■ AIM OF THE TASK ■
Wherever the string "structured" appears, copy the whole line.

■ ENTRIES SHOWN ■
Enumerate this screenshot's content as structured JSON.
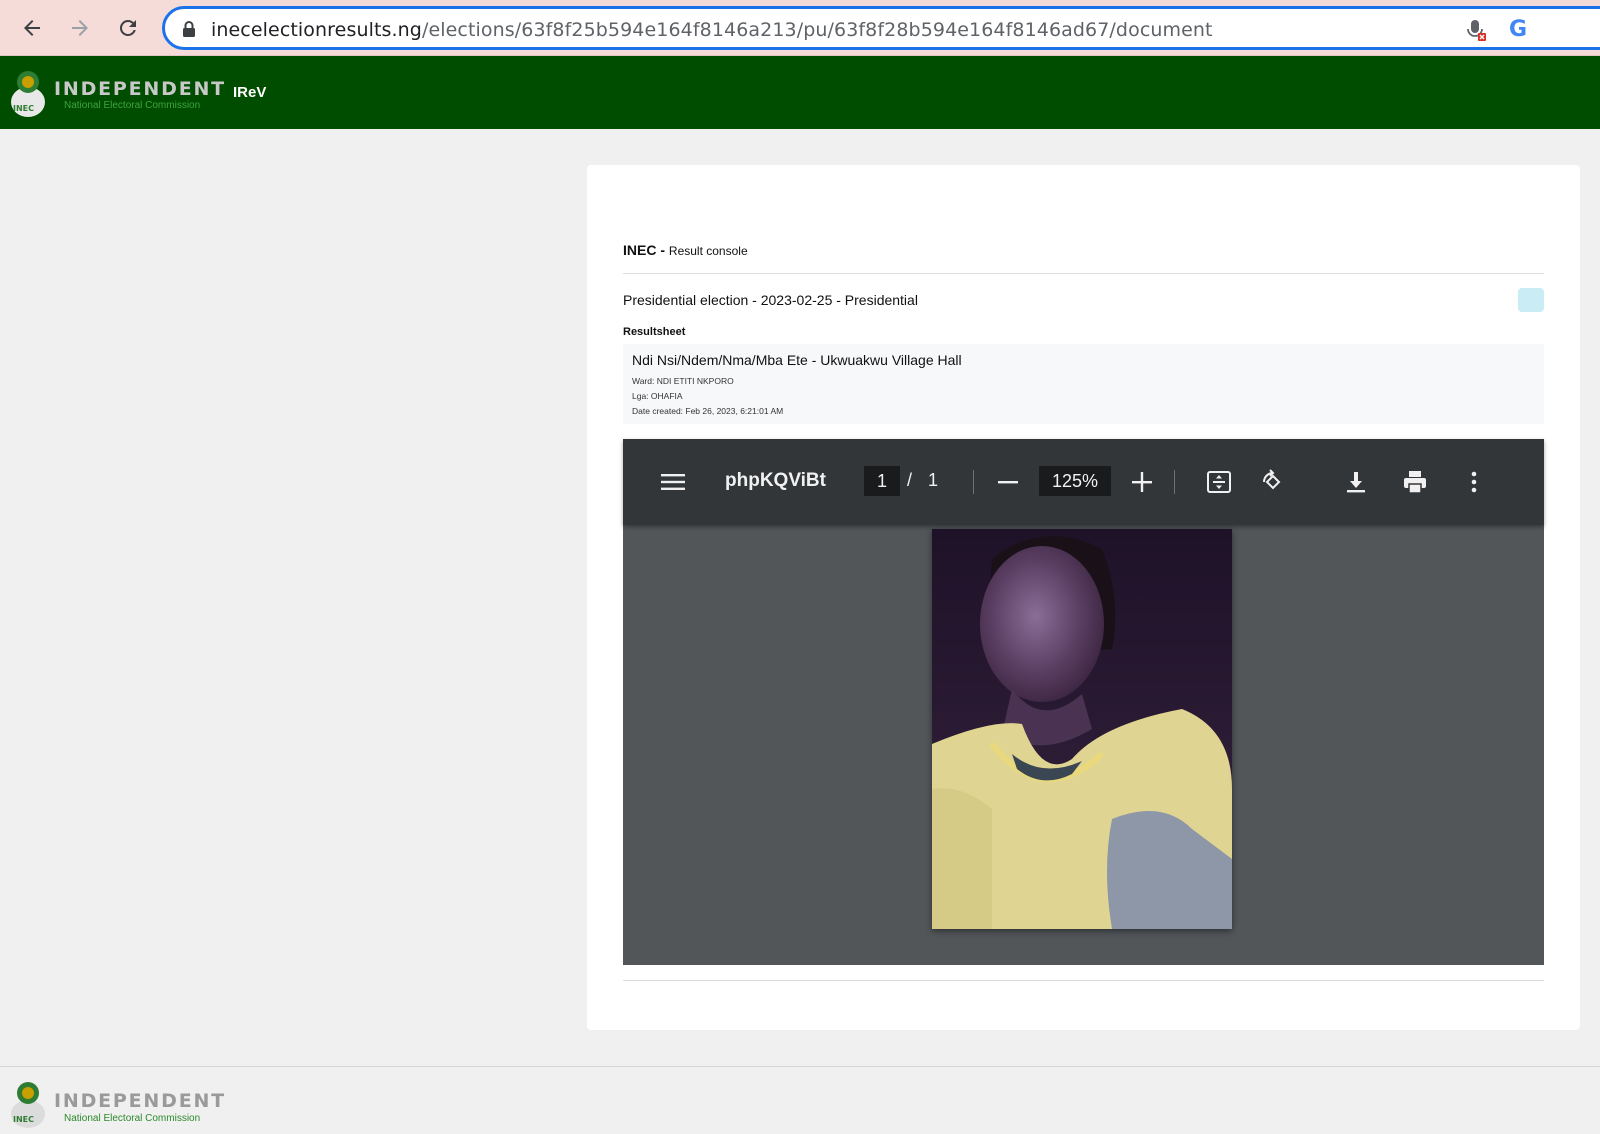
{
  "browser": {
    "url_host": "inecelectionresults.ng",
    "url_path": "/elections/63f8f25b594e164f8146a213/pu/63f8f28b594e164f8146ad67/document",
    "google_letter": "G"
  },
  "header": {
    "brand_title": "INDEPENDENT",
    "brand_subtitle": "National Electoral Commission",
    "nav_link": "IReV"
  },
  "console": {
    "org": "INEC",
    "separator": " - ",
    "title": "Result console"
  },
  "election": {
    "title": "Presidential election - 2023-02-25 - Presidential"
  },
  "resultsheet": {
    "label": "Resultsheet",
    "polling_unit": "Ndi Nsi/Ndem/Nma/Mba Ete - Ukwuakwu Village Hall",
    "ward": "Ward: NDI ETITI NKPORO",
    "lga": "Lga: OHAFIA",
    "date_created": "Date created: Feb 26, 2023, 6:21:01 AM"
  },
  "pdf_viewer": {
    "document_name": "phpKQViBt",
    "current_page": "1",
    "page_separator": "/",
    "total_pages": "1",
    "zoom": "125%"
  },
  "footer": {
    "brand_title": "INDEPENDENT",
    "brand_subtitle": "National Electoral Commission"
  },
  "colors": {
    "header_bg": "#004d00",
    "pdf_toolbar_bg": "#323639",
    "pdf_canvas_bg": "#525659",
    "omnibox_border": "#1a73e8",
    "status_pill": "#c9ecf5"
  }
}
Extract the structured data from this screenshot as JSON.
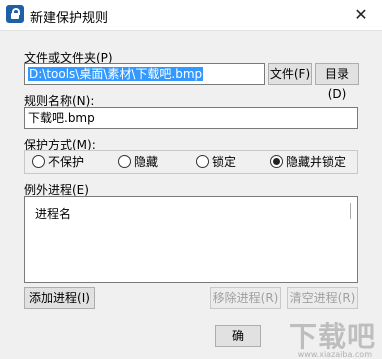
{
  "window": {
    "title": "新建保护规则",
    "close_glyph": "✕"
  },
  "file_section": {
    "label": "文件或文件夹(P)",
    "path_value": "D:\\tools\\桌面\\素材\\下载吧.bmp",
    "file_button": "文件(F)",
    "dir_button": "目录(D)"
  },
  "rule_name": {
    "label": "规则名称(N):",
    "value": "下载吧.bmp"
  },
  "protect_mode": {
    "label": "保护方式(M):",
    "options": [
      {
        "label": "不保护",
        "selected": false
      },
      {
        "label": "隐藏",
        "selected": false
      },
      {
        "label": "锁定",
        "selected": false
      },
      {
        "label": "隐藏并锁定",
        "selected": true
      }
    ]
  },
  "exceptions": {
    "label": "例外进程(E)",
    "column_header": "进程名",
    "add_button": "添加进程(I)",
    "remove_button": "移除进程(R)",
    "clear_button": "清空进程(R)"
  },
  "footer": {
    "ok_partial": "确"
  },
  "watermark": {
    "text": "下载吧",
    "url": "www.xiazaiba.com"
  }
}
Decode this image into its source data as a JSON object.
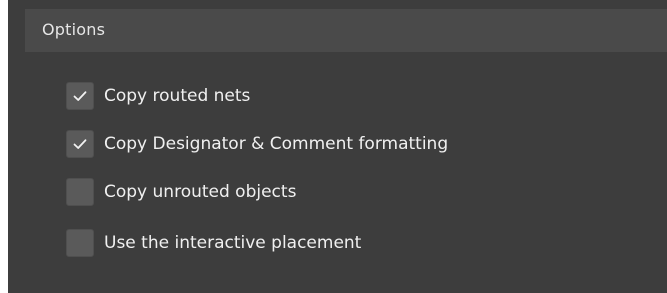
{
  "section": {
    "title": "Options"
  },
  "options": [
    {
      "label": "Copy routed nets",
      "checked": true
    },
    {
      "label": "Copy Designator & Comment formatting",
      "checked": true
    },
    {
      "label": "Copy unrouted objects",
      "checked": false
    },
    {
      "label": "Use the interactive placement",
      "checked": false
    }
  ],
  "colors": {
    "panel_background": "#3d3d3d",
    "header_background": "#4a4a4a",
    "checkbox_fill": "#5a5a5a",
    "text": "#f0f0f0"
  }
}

■ WRITTEN REPLY ■
Enumerate this screenshot's content as structured JSON.
Extract the structured data from this screenshot as JSON.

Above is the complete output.